(REQUIRED TASK 1):
In the passage on veteran teachers, why did being handed a colleague's overflowing box of transparencies and worksheets feel like winning the lottery? Answer in one to three sentences.

As veteran teachers, we originate from the first dry-erase boards, textbooks that were outdated the moment they were assigned to students, and collegial advice like “Don’t smile until Christmas” and “Shut your door and teach your butt off.” Our first educational technology was not ubiquitous; it took the form of transparency projectors, cassette players, and cacophonous sounds of modems connecting to a snail-paced internet. We are survivors of the first email accounts. We remember feeling like we had won the lottery when an altruistic colleague handed us an overflowing box of transparencies and worksheets, the equivalent of a year’s worth of lesson plans and, therefore, our overall sanity. Today, we derive that same feeling from a ten-second sharing of a colleague’s Google Drive files.
We’ve stood in front of copier machines and imagined thousands of trees crashing to a forest floor, and if the Olympics ever hosted a grade reports competition, we could blow people’s minds with our dexterity on a simple calculator and with our accuracy and neatness from pencil marks in a paper grade book. Everyone knows educators should never write in a paper grade book with a pen!

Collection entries
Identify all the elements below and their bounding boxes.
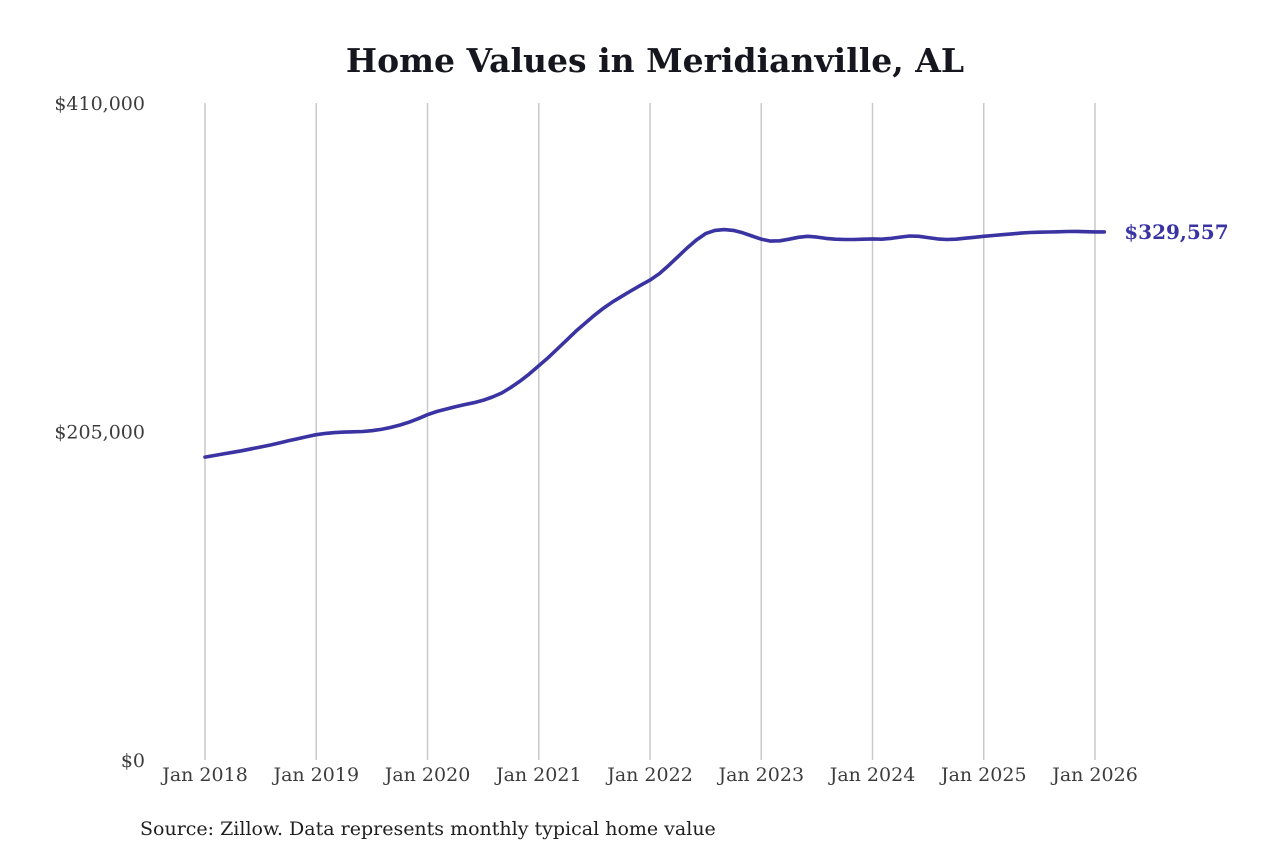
end-value-label: $329,557 (1124, 220, 1228, 244)
y-tick-label: $0 (121, 750, 145, 772)
chart-title: Home Values in Meridianville, AL (346, 41, 964, 80)
x-tick-label: Jan 2019 (271, 764, 359, 786)
vertical-gridlines (204, 103, 1096, 760)
y-tick-label: $205,000 (54, 422, 145, 444)
source-note: Source: Zillow. Data represents monthly … (140, 818, 716, 840)
x-tick-label: Jan 2025 (939, 764, 1027, 786)
x-tick-label: Jan 2026 (1050, 764, 1138, 786)
x-tick-label: Jan 2023 (716, 764, 804, 786)
home-value-line-series (203, 227, 1107, 459)
x-tick-label: Jan 2024 (828, 764, 916, 786)
y-tick-label: $410,000 (54, 93, 145, 115)
x-tick-label: Jan 2022 (605, 764, 693, 786)
y-axis-labels: $0 $205,000 $410,000 (54, 93, 145, 772)
x-tick-label: Jan 2018 (160, 764, 248, 786)
x-tick-label: Jan 2020 (383, 764, 471, 786)
x-axis-labels: Jan 2018 Jan 2019 Jan 2020 Jan 2021 Jan 2022… (160, 764, 1138, 786)
x-tick-label: Jan 2021 (494, 764, 582, 786)
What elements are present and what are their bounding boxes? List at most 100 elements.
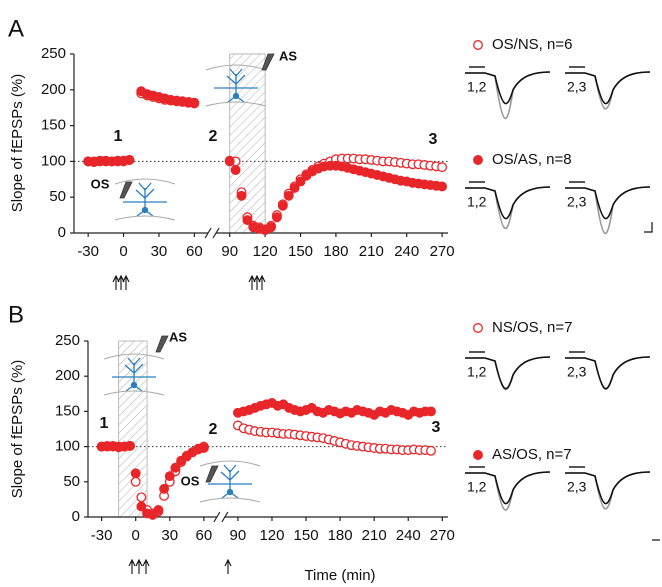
axis-break — [213, 511, 221, 523]
axis-break — [204, 227, 212, 239]
data-point — [125, 440, 135, 451]
stimulus-arrow — [142, 558, 150, 574]
stimulus-arrow — [117, 274, 125, 290]
data-point — [295, 176, 306, 187]
trace — [465, 186, 551, 220]
legend-label: NS/OS, n=7 — [492, 319, 572, 336]
stimulus-arrow — [224, 558, 232, 574]
x-tick-label: 120 — [259, 527, 284, 544]
data-point — [124, 155, 135, 165]
trace-label: 2,3 — [567, 79, 587, 95]
stimulus-arrow — [253, 274, 261, 290]
trace-label: 1,2 — [467, 194, 487, 210]
data-point — [130, 468, 141, 479]
y-tick-label: 100 — [41, 152, 66, 169]
annotation: AS — [279, 48, 297, 63]
x-tick-label: 180 — [323, 243, 348, 260]
x-tick-label: 60 — [186, 243, 203, 260]
data-point — [266, 222, 276, 233]
annotation: OS — [91, 176, 110, 191]
tissue-line — [199, 460, 261, 503]
y-tick-label: 50 — [63, 473, 80, 490]
stimulus-period — [118, 340, 148, 518]
electrode-icon — [205, 465, 219, 483]
annotation: 3 — [432, 419, 441, 436]
data-point — [242, 215, 253, 226]
y-tick-label: 250 — [55, 332, 80, 349]
x-tick-label: 60 — [195, 527, 212, 544]
legend-marker — [473, 450, 483, 460]
y-axis-label: Slope of fEPSPs (%) — [9, 360, 26, 498]
panel-label: A — [8, 15, 24, 42]
data-point — [277, 200, 288, 211]
x-tick-label: 150 — [288, 243, 313, 260]
trace-label: 2,3 — [567, 364, 587, 380]
data-point — [136, 492, 147, 503]
stimulus-arrow — [122, 274, 130, 290]
data-point — [289, 182, 300, 193]
y-tick-label: 150 — [41, 117, 66, 134]
trace-label: 2,3 — [567, 479, 587, 495]
electrode-icon — [155, 335, 169, 353]
data-point — [230, 165, 241, 175]
y-tick-label: 200 — [55, 367, 80, 384]
x-tick-label: 240 — [394, 243, 419, 260]
x-tick-label: 120 — [253, 243, 278, 260]
stimulus-arrow — [112, 274, 120, 290]
neuron-soma — [232, 92, 240, 100]
neuron-icon — [112, 357, 156, 392]
trace — [465, 356, 551, 390]
legend-label: AS/OS, n=7 — [492, 446, 572, 463]
annotation: AS — [169, 329, 187, 344]
y-axis-label: Slope of fEPSPs (%) — [9, 74, 26, 212]
x-tick-label: 90 — [230, 527, 247, 544]
x-tick-label: 270 — [430, 243, 455, 260]
trace — [565, 71, 651, 105]
x-tick-label: -30 — [77, 243, 99, 260]
x-tick-label: 270 — [430, 527, 455, 544]
tissue-line — [103, 353, 165, 396]
trace — [565, 471, 651, 505]
tissue-line — [205, 64, 267, 107]
x-tick-label: 150 — [294, 527, 319, 544]
neuron-shape — [123, 182, 167, 217]
legend-marker — [473, 40, 483, 50]
neuron-icon — [214, 68, 258, 103]
data-point — [189, 97, 200, 108]
data-point — [164, 471, 175, 482]
stimulus-arrow — [128, 558, 136, 574]
stimulus-arrow — [248, 274, 256, 290]
x-tick-label: 30 — [161, 527, 178, 544]
y-tick-label: 200 — [41, 81, 66, 98]
trace-label: 2,3 — [567, 194, 587, 210]
scale-bar — [644, 222, 653, 233]
stimulus-arrow — [258, 274, 266, 290]
trace-label: 1,2 — [467, 479, 487, 495]
y-tick-label: 100 — [55, 438, 80, 455]
panel-label: B — [8, 301, 24, 328]
annotation: 2 — [209, 128, 218, 145]
trace — [565, 356, 651, 390]
neuron-shape — [208, 464, 252, 499]
x-tick-label: -30 — [91, 527, 113, 544]
annotation: 2 — [209, 421, 218, 438]
neuron-icon — [208, 464, 252, 499]
data-point — [198, 443, 209, 453]
annotation: 1 — [100, 415, 109, 432]
data-point — [130, 476, 141, 487]
legend-marker — [473, 323, 483, 333]
data-point — [136, 501, 147, 512]
y-tick-label: 150 — [55, 402, 80, 419]
data-point — [170, 462, 181, 473]
x-tick-label: 180 — [328, 527, 353, 544]
neuron-soma — [141, 206, 149, 214]
trace-label: 1,2 — [467, 364, 487, 380]
annotation: 3 — [429, 131, 438, 148]
y-tick-label: 0 — [58, 224, 66, 241]
x-tick-label: 90 — [221, 243, 238, 260]
data-point — [159, 483, 170, 494]
electrode-icon — [261, 53, 275, 71]
data-point — [437, 162, 448, 173]
x-tick-label: 210 — [359, 243, 384, 260]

(REQUIRED TASK 2):
From the records, pull out each line that contains the string "neuron".

(EXPECTED OUTPUT 1):
The box held the equivalent of a year's worth of lesson plans. That meant it also secured the teachers' overall sanity.

(EXPECTED OUTPUT 2):
neuron-soma — [232, 92, 240, 100]
neuron-icon — [112, 357, 156, 392]
neuron-shape — [123, 182, 167, 217]
neuron-icon — [214, 68, 258, 103]
neuron-shape — [208, 464, 252, 499]
neuron-icon — [208, 464, 252, 499]
neuron-soma — [141, 206, 149, 214]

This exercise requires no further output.